* [Your task] Copy every line of the entries that includes the word "返回公司也须打卡".

START Recorded data

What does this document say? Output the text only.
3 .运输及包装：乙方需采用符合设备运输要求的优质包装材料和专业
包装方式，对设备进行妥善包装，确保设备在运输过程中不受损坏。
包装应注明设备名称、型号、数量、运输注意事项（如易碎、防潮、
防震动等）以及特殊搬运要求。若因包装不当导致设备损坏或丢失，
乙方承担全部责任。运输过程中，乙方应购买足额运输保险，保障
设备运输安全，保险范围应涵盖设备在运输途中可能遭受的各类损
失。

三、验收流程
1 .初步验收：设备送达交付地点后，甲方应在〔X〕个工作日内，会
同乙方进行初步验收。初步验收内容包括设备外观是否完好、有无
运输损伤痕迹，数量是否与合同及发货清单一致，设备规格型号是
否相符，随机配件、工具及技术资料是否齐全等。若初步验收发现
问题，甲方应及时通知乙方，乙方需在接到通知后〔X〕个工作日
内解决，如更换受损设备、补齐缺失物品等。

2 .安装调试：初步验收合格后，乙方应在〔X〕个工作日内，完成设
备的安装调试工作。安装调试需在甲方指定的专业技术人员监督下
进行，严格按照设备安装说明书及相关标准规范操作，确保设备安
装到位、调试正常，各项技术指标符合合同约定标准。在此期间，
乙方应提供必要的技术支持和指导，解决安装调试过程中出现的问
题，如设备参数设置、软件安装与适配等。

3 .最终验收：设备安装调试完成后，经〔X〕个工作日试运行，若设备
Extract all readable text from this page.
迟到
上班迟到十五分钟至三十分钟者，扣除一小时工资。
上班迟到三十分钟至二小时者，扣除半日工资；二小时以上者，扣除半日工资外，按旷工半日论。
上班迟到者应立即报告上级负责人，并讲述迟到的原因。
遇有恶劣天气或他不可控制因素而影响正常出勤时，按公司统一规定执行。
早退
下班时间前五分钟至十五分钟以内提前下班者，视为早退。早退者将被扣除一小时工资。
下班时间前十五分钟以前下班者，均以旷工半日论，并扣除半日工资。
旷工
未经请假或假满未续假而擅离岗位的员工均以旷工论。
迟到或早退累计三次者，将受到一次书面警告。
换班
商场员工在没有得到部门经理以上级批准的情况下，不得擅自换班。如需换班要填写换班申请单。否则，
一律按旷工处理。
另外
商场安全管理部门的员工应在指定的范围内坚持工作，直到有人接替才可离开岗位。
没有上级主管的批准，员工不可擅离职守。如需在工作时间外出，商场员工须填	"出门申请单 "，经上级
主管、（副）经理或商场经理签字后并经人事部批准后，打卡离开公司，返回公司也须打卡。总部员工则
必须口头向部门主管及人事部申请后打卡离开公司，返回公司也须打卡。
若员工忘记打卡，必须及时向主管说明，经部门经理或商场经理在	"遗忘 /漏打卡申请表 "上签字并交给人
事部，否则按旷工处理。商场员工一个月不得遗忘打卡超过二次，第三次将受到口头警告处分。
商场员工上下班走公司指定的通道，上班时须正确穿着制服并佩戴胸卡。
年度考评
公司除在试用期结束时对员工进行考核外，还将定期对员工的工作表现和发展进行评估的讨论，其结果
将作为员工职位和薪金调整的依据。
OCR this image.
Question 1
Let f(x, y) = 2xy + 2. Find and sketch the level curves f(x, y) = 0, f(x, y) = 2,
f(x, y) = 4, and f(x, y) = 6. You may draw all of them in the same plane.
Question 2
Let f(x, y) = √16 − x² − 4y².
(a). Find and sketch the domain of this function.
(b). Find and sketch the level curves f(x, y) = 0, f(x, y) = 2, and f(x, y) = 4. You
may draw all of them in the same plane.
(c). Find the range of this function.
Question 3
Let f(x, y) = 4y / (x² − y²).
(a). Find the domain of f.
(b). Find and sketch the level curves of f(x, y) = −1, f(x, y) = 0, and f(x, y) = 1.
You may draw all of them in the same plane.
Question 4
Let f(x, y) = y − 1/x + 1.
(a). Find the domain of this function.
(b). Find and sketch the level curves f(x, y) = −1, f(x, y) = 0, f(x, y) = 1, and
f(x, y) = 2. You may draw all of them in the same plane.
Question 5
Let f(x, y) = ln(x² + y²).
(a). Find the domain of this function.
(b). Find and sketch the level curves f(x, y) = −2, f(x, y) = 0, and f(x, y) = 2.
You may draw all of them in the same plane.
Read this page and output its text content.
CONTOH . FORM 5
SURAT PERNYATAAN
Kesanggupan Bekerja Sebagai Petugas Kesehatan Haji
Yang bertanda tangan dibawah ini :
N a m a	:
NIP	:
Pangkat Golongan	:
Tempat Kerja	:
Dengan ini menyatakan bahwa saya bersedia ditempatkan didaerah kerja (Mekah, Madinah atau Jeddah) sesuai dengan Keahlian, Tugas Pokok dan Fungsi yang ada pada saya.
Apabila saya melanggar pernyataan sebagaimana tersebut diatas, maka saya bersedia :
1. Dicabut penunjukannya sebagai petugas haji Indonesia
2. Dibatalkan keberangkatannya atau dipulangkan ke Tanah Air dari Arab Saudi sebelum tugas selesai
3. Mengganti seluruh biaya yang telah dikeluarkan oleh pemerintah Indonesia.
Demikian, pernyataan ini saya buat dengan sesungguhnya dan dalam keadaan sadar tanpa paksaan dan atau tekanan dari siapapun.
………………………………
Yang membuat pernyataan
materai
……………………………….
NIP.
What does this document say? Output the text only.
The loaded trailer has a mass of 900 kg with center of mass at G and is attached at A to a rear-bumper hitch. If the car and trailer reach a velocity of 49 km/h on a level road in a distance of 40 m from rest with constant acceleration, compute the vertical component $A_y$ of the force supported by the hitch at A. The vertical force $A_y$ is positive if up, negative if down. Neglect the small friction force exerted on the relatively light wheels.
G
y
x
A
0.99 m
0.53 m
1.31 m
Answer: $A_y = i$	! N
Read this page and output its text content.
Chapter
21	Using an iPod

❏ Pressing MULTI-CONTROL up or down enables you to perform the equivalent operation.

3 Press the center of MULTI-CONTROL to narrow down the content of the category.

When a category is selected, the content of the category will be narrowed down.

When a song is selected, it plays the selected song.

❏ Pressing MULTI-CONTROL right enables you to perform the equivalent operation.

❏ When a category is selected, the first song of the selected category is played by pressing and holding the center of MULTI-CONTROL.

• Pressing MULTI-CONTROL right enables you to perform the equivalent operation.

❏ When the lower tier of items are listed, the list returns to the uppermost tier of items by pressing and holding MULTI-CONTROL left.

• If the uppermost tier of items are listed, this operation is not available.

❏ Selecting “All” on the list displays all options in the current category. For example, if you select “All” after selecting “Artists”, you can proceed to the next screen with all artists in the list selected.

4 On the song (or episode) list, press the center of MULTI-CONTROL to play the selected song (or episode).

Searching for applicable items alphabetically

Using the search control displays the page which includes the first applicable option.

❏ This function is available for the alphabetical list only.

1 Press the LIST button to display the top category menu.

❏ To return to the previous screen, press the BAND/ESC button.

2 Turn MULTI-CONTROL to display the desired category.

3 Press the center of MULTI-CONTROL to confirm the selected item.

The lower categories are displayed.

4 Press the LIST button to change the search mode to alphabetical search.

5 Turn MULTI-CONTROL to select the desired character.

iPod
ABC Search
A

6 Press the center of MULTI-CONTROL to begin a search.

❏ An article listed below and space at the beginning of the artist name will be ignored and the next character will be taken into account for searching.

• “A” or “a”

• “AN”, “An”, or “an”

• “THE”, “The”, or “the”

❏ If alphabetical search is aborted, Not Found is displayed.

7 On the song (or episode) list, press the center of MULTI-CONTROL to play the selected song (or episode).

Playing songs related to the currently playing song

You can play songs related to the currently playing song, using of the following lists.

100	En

END Recorded data

* [Exercise result]
主管、（副）经理或商场经理签字后并经人事部批准后，打卡离开公司，返回公司也须打卡。总部员工则
必须口头向部门主管及人事部申请后打卡离开公司，返回公司也须打卡。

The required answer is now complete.